> What you are asked to do:
Read through the data and report every line in which the word "providers" occurs.

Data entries

╔══

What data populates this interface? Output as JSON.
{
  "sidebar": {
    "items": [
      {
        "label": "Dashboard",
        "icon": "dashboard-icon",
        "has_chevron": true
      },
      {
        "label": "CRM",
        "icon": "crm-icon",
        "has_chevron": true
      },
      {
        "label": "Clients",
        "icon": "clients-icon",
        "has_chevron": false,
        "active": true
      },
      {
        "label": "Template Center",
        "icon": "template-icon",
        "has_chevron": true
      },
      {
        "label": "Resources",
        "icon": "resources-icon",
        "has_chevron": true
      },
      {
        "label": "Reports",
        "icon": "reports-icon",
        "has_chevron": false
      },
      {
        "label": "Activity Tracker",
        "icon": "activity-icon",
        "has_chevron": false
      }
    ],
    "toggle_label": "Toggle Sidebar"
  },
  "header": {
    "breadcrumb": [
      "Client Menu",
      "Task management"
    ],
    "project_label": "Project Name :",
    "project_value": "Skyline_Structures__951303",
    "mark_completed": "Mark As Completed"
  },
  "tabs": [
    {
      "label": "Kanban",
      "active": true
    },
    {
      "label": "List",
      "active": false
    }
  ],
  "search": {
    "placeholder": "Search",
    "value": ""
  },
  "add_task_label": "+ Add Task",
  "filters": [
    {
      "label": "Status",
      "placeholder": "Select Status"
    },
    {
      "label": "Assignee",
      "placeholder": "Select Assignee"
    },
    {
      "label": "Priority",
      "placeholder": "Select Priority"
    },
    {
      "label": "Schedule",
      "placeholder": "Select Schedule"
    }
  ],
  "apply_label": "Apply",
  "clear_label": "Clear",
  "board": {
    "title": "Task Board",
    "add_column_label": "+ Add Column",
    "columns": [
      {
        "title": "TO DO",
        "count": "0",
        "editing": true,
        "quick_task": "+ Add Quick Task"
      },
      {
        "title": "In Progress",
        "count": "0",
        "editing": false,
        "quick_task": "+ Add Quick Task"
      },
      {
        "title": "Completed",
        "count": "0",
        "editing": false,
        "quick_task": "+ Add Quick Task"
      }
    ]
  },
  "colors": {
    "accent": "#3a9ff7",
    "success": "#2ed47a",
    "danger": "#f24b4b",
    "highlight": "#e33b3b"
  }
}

╚══
╔══

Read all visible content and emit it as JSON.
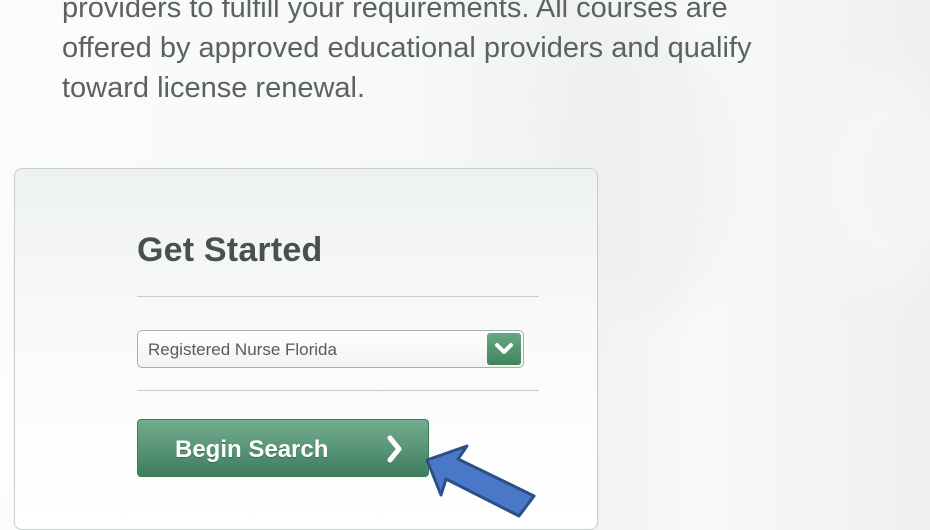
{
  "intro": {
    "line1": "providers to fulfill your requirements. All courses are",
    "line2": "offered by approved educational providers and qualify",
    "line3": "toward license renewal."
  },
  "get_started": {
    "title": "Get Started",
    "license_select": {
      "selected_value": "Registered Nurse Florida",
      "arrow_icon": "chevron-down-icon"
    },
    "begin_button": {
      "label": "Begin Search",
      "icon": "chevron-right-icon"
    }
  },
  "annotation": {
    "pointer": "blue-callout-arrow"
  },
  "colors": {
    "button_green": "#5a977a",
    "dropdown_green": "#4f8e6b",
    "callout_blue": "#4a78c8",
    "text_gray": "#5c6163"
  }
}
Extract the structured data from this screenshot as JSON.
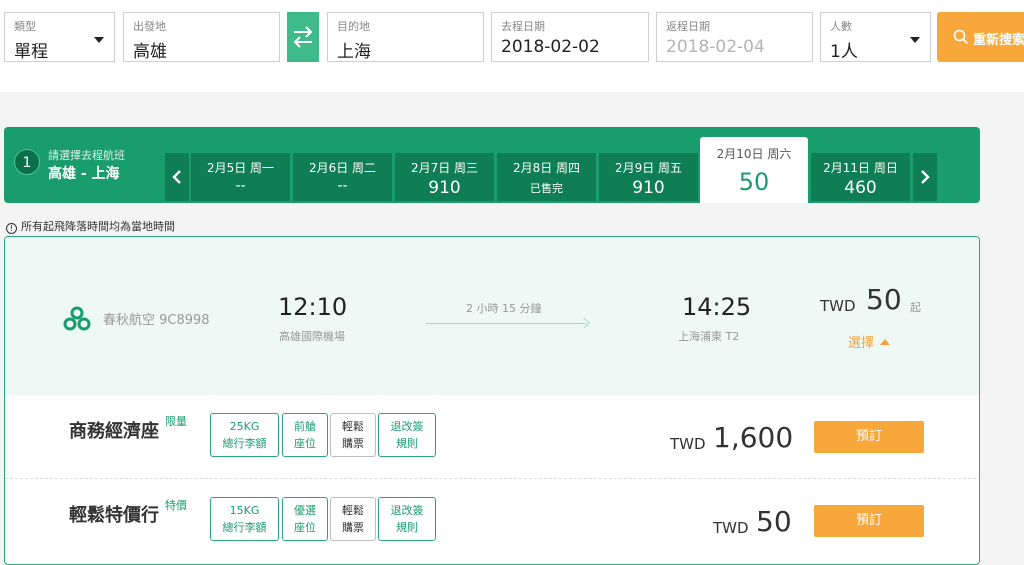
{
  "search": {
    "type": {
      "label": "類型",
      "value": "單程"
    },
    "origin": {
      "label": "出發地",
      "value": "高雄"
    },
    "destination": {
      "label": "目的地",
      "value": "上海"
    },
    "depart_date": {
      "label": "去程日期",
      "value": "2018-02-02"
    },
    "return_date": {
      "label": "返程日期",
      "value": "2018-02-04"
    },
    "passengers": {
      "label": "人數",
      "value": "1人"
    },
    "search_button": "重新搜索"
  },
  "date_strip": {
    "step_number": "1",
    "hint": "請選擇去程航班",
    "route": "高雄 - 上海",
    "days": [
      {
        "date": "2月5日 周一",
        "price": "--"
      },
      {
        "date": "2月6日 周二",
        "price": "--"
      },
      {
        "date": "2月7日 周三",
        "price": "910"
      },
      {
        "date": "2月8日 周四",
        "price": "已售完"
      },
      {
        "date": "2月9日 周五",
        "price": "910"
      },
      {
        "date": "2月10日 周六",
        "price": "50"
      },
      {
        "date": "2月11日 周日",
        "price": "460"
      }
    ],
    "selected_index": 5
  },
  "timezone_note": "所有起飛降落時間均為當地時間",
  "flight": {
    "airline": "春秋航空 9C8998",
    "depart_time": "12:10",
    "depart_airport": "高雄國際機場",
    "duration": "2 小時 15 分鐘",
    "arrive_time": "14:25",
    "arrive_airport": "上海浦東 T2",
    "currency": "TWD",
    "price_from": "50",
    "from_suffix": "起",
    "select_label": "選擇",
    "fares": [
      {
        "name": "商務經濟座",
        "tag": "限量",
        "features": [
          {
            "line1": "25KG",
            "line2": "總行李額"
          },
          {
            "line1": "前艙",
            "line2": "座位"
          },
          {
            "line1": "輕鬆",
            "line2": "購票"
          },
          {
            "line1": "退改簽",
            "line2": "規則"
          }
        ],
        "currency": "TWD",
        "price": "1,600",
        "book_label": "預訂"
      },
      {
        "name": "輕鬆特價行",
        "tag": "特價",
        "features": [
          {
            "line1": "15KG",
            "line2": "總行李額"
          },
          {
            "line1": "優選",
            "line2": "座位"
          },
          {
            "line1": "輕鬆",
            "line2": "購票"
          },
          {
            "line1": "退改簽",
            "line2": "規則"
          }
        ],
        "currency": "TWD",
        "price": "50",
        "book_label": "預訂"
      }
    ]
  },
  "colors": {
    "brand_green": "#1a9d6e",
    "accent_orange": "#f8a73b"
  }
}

╚══
╔══

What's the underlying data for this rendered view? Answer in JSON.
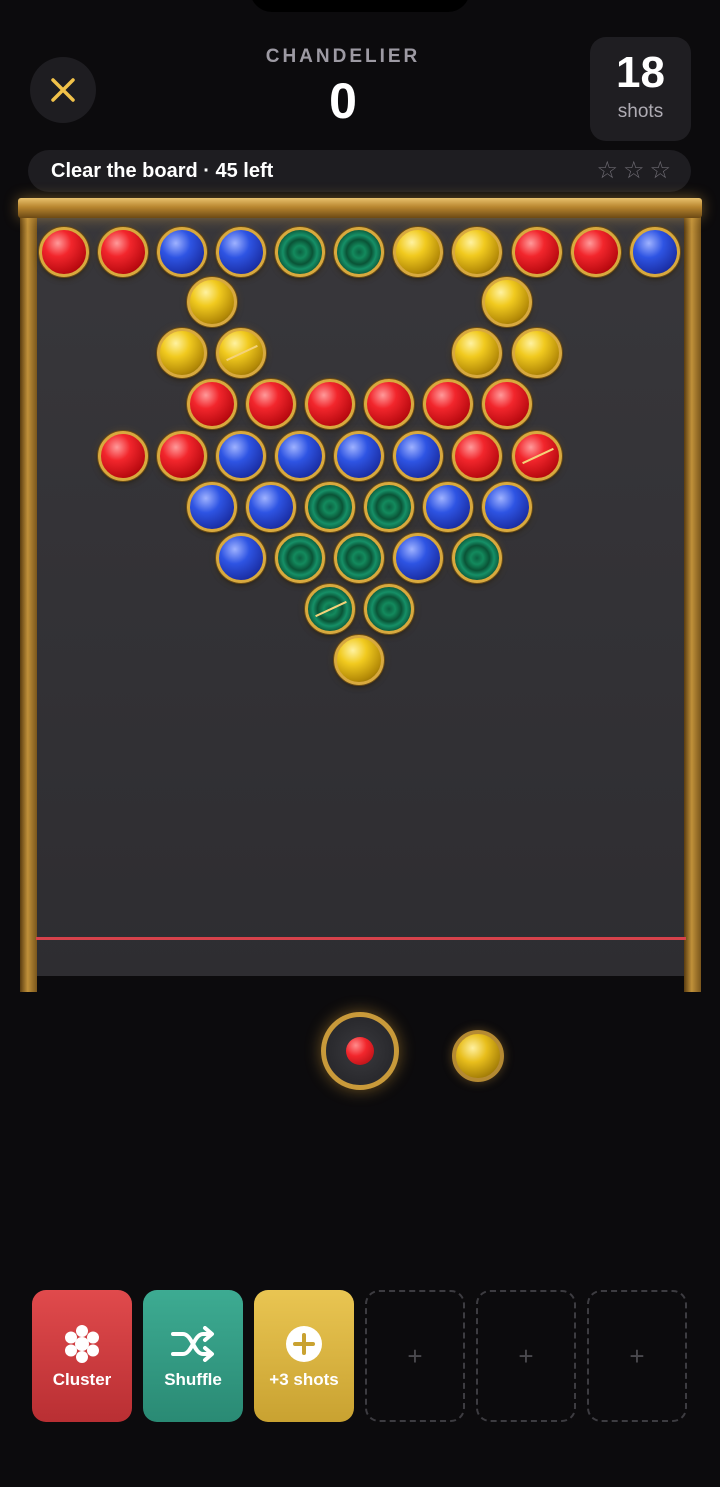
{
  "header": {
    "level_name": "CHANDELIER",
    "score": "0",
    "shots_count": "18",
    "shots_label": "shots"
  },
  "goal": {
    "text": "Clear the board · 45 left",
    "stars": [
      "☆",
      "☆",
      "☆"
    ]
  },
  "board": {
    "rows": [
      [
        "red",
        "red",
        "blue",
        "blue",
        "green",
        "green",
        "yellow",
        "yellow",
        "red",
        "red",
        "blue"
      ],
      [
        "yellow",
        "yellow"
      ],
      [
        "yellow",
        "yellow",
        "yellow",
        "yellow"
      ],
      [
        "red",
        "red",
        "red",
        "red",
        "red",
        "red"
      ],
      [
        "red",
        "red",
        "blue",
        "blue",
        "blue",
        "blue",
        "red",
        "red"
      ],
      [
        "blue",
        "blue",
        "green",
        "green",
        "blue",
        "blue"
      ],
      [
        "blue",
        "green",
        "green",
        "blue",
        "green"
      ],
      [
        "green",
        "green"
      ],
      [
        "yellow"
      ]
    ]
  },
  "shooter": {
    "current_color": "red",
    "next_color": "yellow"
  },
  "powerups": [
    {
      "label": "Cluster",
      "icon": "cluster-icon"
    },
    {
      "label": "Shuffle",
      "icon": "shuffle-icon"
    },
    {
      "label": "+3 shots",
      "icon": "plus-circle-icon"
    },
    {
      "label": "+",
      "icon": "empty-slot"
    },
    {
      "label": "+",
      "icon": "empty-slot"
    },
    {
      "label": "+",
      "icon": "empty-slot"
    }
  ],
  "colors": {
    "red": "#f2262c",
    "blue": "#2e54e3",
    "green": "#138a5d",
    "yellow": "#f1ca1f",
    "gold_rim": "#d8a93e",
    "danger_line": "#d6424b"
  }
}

╚══

> Exercise response:
    "line1": "providers to fulfill your requirements. All courses are",
    "line2": "offered by approved educational providers and qualify",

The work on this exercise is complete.